__TASK OBJECTIVE__
What follows is a listing; give it again exactly, in its entirety.

__RAW DATA__
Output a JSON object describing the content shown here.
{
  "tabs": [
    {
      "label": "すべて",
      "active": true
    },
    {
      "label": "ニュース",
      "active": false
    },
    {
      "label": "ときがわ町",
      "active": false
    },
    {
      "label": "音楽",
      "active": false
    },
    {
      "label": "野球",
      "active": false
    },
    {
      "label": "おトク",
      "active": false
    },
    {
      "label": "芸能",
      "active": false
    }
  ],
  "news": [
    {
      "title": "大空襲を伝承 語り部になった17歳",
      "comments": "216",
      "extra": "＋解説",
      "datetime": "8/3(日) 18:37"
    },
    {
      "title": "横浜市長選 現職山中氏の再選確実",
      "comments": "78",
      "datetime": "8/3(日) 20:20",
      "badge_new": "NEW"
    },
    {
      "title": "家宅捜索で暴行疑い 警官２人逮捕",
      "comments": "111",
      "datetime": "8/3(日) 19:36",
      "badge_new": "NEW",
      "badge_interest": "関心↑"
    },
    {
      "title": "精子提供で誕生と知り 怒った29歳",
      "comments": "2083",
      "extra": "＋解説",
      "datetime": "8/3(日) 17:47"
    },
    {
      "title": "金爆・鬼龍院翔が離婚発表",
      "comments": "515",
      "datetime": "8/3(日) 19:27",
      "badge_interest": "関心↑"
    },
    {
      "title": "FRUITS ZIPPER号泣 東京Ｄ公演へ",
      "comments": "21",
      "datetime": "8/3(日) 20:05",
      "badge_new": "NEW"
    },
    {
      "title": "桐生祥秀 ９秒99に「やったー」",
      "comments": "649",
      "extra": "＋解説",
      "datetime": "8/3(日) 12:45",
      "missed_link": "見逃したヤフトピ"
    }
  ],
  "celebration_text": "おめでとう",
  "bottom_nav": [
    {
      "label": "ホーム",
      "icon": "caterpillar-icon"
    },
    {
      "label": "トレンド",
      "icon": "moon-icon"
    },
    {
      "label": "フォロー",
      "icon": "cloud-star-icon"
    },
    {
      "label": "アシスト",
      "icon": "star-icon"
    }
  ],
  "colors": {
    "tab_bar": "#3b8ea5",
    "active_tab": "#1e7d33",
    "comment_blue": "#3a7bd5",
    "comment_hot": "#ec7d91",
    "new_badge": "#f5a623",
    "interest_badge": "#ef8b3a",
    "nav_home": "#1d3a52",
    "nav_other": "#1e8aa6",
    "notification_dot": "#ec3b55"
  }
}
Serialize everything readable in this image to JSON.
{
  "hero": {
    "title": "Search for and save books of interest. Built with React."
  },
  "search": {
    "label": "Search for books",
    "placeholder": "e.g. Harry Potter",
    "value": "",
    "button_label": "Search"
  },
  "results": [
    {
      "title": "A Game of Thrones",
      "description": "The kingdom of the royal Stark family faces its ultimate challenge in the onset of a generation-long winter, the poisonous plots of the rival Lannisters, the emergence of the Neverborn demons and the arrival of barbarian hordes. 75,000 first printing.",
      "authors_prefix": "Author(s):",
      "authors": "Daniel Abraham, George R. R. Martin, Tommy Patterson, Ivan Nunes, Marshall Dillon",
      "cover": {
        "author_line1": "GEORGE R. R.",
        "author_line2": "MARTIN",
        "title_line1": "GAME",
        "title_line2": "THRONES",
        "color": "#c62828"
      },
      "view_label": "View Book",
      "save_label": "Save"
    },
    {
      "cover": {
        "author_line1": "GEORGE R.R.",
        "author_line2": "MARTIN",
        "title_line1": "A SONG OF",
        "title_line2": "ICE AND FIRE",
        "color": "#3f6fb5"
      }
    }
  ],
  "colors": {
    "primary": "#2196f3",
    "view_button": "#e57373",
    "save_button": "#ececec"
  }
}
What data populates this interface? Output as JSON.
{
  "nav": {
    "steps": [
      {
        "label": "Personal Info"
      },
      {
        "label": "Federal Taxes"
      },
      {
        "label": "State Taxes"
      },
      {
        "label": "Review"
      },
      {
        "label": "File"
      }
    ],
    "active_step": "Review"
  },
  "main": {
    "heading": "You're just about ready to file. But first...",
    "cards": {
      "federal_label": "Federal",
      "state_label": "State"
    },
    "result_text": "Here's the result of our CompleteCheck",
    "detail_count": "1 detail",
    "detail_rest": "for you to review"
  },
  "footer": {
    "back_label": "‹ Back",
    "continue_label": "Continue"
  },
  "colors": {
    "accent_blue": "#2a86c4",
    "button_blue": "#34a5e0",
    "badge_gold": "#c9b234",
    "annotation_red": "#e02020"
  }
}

__WRITTEN SOLUTION__
Output a JSON object describing the content shown here.
{
  "tabs": [
    {
      "label": "すべて",
      "active": true
    },
    {
      "label": "ニュース",
      "active": false
    },
    {
      "label": "ときがわ町",
      "active": false
    },
    {
      "label": "音楽",
      "active": false
    },
    {
      "label": "野球",
      "active": false
    },
    {
      "label": "おトク",
      "active": false
    },
    {
      "label": "芸能",
      "active": false
    }
  ],
  "news": [
    {
      "title": "大空襲を伝承 語り部になった17歳",
      "comments": "216",
      "extra": "＋解説",
      "datetime": "8/3(日) 18:37"
    },
    {
      "title": "横浜市長選 現職山中氏の再選確実",
      "comments": "78",
      "datetime": "8/3(日) 20:20",
      "badge_new": "NEW"
    },
    {
      "title": "家宅捜索で暴行疑い 警官２人逮捕",
      "comments": "111",
      "datetime": "8/3(日) 19:36",
      "badge_new": "NEW",
      "badge_interest": "関心↑"
    },
    {
      "title": "精子提供で誕生と知り 怒った29歳",
      "comments": "2083",
      "extra": "＋解説",
      "datetime": "8/3(日) 17:47"
    },
    {
      "title": "金爆・鬼龍院翔が離婚発表",
      "comments": "515",
      "datetime": "8/3(日) 19:27",
      "badge_interest": "関心↑"
    },
    {
      "title": "FRUITS ZIPPER号泣 東京Ｄ公演へ",
      "comments": "21",
      "datetime": "8/3(日) 20:05",
      "badge_new": "NEW"
    },
    {
      "title": "桐生祥秀 ９秒99に「やったー」",
      "comments": "649",
      "extra": "＋解説",
      "datetime": "8/3(日) 12:45",
      "missed_link": "見逃したヤフトピ"
    }
  ],
  "celebration_text": "おめでとう",
  "bottom_nav": [
    {
      "label": "ホーム",
      "icon": "caterpillar-icon"
    },
    {
      "label": "トレンド",
      "icon": "moon-icon"
    },
    {
      "label": "フォロー",
      "icon": "cloud-star-icon"
    },
    {
      "label": "アシスト",
      "icon": "star-icon"
    }
  ],
  "colors": {
    "tab_bar": "#3b8ea5",
    "active_tab": "#1e7d33",
    "comment_blue": "#3a7bd5",
    "comment_hot": "#ec7d91",
    "new_badge": "#f5a623",
    "interest_badge": "#ef8b3a",
    "nav_home": "#1d3a52",
    "nav_other": "#1e8aa6",
    "notification_dot": "#ec3b55"
  }
}
Serialize everything readable in this image to JSON.
{
  "hero": {
    "title": "Search for and save books of interest. Built with React."
  },
  "search": {
    "label": "Search for books",
    "placeholder": "e.g. Harry Potter",
    "value": "",
    "button_label": "Search"
  },
  "results": [
    {
      "title": "A Game of Thrones",
      "description": "The kingdom of the royal Stark family faces its ultimate challenge in the onset of a generation-long winter, the poisonous plots of the rival Lannisters, the emergence of the Neverborn demons and the arrival of barbarian hordes. 75,000 first printing.",
      "authors_prefix": "Author(s):",
      "authors": "Daniel Abraham, George R. R. Martin, Tommy Patterson, Ivan Nunes, Marshall Dillon",
      "cover": {
        "author_line1": "GEORGE R. R.",
        "author_line2": "MARTIN",
        "title_line1": "GAME",
        "title_line2": "THRONES",
        "color": "#c62828"
      },
      "view_label": "View Book",
      "save_label": "Save"
    },
    {
      "cover": {
        "author_line1": "GEORGE R.R.",
        "author_line2": "MARTIN",
        "title_line1": "A SONG OF",
        "title_line2": "ICE AND FIRE",
        "color": "#3f6fb5"
      }
    }
  ],
  "colors": {
    "primary": "#2196f3",
    "view_button": "#e57373",
    "save_button": "#ececec"
  }
}
What data populates this interface? Output as JSON.
{
  "nav": {
    "steps": [
      {
        "label": "Personal Info"
      },
      {
        "label": "Federal Taxes"
      },
      {
        "label": "State Taxes"
      },
      {
        "label": "Review"
      },
      {
        "label": "File"
      }
    ],
    "active_step": "Review"
  },
  "main": {
    "heading": "You're just about ready to file. But first...",
    "cards": {
      "federal_label": "Federal",
      "state_label": "State"
    },
    "result_text": "Here's the result of our CompleteCheck",
    "detail_count": "1 detail",
    "detail_rest": "for you to review"
  },
  "footer": {
    "back_label": "‹ Back",
    "continue_label": "Continue"
  },
  "colors": {
    "accent_blue": "#2a86c4",
    "button_blue": "#34a5e0",
    "badge_gold": "#c9b234",
    "annotation_red": "#e02020"
  }
}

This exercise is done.